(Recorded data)

******************************

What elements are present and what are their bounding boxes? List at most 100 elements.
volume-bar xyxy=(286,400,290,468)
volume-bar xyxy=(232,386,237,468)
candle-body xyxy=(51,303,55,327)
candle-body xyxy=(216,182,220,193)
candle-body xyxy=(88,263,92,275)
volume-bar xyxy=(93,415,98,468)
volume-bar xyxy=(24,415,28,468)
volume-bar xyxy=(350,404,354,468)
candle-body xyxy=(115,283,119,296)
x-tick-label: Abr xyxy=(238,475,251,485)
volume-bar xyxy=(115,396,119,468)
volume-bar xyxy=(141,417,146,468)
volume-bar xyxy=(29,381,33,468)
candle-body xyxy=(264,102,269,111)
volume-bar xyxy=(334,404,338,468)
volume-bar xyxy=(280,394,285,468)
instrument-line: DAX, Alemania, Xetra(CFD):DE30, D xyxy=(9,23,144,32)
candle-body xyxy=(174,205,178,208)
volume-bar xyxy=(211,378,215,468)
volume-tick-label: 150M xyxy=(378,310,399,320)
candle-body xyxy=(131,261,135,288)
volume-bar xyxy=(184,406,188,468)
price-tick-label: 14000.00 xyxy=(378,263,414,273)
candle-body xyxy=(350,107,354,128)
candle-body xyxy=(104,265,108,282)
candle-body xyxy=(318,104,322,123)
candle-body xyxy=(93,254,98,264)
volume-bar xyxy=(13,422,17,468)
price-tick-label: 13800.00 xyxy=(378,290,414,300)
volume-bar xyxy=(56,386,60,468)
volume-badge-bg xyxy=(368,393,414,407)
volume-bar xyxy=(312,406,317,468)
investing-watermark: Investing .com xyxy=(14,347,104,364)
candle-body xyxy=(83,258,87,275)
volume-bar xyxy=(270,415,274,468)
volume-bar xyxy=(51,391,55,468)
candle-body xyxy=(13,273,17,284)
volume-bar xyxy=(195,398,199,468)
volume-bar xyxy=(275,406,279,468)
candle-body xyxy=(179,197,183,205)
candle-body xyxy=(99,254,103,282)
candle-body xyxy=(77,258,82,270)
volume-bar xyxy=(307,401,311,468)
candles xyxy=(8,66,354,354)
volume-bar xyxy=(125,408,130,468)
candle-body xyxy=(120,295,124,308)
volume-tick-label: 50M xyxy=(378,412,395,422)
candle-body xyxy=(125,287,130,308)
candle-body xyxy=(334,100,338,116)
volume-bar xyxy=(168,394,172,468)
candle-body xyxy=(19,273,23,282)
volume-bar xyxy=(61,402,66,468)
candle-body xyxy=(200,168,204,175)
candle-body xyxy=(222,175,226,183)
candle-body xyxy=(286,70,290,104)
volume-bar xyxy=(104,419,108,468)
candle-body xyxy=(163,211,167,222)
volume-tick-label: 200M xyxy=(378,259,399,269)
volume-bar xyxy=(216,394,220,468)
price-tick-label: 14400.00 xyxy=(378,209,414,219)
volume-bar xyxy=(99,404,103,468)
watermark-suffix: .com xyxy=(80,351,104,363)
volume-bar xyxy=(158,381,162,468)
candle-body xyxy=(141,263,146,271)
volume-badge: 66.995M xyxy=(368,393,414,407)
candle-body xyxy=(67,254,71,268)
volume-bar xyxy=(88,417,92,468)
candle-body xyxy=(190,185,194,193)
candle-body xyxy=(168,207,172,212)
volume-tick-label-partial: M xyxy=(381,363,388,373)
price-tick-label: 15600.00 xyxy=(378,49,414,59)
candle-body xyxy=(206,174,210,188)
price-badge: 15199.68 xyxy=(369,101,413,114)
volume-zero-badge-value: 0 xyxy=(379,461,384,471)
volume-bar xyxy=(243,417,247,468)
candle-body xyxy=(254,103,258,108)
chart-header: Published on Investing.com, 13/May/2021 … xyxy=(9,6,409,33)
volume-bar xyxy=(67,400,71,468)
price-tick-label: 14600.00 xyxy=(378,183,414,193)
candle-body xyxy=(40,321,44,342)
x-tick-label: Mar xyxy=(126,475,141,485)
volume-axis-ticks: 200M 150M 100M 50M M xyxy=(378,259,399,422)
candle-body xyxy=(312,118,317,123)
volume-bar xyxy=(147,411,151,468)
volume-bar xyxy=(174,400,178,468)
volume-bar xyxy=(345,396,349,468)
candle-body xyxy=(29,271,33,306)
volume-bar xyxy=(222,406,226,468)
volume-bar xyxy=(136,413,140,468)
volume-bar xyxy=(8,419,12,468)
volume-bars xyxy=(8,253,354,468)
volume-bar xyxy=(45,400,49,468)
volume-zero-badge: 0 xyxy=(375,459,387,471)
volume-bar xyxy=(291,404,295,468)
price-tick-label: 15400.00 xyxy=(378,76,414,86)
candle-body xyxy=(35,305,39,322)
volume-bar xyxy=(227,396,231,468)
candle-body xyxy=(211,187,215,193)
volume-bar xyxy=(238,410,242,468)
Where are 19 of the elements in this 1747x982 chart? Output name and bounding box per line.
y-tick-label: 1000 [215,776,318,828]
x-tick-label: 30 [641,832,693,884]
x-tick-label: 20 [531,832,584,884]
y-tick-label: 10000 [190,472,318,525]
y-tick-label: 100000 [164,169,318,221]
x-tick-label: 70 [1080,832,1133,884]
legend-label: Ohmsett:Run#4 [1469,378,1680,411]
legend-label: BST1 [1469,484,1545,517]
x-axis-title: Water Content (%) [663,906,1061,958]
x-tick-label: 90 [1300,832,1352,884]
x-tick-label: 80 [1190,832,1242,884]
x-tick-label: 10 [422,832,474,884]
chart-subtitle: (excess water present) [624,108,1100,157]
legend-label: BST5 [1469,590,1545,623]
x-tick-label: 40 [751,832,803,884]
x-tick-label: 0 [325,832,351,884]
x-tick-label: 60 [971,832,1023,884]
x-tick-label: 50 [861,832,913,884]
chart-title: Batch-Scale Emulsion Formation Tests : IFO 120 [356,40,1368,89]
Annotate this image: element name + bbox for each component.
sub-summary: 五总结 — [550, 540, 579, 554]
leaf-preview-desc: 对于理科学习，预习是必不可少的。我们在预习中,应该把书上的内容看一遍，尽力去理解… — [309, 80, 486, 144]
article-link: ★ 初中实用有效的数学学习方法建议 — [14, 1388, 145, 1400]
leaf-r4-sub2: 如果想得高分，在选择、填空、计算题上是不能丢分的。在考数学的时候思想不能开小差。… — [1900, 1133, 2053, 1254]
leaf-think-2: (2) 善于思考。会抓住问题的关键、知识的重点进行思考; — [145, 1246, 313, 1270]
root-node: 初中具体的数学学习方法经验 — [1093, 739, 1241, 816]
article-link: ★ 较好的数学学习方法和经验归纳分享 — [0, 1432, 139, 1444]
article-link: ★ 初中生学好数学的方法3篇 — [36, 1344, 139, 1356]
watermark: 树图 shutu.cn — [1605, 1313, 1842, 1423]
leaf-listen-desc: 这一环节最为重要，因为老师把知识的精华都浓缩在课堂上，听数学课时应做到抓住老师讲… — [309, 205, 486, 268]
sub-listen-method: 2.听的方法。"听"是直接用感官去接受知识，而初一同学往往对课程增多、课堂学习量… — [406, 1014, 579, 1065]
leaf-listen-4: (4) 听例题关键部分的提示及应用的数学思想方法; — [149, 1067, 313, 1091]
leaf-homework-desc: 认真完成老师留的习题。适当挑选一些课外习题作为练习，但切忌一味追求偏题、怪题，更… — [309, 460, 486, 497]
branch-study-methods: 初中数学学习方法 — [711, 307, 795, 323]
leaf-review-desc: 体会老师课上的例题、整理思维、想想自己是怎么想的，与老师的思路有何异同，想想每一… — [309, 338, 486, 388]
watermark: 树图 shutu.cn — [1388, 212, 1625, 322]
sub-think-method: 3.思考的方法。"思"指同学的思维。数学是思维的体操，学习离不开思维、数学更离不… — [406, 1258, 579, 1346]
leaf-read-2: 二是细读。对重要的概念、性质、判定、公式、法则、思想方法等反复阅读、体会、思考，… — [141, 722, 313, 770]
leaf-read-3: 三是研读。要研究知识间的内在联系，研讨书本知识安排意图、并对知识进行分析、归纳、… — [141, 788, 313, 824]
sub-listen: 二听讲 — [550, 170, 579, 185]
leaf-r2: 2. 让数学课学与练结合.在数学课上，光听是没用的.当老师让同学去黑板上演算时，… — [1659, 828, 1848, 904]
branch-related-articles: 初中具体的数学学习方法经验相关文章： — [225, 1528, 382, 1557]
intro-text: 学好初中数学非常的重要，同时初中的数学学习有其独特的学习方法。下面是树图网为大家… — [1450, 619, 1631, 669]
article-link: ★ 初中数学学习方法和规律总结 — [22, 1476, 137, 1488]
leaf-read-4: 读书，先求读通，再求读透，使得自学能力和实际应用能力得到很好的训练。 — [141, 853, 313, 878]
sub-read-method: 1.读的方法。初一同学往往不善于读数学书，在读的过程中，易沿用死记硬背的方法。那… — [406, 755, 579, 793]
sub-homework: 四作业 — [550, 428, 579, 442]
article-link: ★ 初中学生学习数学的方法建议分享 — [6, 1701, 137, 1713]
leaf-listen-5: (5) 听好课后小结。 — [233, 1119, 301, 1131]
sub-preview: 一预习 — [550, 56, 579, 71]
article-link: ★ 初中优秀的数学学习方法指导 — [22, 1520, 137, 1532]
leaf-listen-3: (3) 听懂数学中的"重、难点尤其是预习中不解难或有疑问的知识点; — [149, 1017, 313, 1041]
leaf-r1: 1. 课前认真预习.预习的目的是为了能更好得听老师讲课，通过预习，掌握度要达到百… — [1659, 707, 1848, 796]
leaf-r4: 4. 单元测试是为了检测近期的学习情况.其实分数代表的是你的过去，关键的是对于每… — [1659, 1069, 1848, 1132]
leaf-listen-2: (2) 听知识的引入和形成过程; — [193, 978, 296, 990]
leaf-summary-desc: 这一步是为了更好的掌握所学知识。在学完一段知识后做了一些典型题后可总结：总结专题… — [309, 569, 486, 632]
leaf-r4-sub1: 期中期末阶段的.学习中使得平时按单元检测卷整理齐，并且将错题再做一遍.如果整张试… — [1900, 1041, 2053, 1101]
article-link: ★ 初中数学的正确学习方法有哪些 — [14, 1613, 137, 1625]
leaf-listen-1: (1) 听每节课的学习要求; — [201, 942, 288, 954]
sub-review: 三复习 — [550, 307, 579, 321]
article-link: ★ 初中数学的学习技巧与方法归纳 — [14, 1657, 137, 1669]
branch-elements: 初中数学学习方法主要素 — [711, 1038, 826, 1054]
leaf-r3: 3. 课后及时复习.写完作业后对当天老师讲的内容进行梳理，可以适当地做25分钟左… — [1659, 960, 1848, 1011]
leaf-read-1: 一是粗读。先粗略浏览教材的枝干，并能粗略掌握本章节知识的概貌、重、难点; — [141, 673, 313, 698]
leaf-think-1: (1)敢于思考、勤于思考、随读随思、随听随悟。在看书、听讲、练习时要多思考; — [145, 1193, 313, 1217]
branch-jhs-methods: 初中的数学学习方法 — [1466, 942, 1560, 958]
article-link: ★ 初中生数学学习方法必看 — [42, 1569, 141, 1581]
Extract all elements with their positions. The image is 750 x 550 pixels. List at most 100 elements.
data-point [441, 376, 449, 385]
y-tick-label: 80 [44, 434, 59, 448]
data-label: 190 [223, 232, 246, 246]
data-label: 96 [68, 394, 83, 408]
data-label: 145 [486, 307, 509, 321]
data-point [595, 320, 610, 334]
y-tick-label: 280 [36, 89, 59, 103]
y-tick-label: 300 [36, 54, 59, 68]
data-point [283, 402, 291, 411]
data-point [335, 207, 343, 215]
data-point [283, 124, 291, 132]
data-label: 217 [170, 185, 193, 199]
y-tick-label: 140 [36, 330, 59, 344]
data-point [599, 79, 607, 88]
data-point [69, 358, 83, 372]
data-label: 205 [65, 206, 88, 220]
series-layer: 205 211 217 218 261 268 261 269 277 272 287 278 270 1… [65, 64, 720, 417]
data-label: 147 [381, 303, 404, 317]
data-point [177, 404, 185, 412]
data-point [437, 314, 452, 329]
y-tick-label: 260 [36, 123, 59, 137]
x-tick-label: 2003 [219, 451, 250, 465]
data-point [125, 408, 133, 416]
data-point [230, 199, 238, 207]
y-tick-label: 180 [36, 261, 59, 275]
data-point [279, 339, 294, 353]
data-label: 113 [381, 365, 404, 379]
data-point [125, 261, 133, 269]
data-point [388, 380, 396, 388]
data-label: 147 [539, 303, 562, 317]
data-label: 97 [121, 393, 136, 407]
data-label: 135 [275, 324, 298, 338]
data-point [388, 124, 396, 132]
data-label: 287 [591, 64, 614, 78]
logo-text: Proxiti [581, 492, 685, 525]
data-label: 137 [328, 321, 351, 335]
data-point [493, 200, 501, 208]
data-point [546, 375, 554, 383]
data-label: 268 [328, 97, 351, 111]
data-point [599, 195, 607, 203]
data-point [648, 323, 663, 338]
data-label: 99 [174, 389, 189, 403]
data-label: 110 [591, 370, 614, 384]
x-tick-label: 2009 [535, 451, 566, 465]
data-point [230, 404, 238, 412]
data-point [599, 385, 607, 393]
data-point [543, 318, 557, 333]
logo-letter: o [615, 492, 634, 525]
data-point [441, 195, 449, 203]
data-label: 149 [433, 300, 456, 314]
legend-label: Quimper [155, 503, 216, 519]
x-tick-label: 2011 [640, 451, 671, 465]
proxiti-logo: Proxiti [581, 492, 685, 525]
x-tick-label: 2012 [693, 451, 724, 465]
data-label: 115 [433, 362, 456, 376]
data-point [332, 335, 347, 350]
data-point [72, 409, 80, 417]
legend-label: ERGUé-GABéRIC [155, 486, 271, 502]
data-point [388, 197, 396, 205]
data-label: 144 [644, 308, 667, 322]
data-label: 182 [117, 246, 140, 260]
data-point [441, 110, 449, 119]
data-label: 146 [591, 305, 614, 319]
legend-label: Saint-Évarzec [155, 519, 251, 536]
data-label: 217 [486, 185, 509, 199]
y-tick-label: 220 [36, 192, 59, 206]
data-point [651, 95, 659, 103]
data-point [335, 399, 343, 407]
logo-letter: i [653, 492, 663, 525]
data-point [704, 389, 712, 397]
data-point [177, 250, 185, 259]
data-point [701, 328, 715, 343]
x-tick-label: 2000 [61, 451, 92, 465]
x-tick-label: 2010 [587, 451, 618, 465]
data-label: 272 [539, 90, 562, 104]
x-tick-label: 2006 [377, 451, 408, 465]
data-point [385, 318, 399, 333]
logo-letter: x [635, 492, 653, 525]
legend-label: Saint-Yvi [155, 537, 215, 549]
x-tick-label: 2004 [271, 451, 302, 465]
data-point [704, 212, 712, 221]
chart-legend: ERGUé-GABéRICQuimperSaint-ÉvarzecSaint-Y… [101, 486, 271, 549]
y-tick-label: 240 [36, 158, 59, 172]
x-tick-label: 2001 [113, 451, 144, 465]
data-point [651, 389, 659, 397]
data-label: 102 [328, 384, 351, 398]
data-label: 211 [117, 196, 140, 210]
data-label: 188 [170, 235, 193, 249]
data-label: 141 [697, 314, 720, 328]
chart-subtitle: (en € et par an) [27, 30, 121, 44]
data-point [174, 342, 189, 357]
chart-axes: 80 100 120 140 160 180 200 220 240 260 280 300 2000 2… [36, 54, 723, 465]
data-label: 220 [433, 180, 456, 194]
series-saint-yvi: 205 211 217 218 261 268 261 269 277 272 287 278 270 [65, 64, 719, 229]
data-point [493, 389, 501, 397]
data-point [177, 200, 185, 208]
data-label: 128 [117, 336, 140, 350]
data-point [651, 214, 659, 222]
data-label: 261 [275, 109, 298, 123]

******************************

> [YOUR INSTRUCTIONS]
Count the lines in the listing that contain the string "letter", and give only the number.

> [COMPLETE ANSWER]
3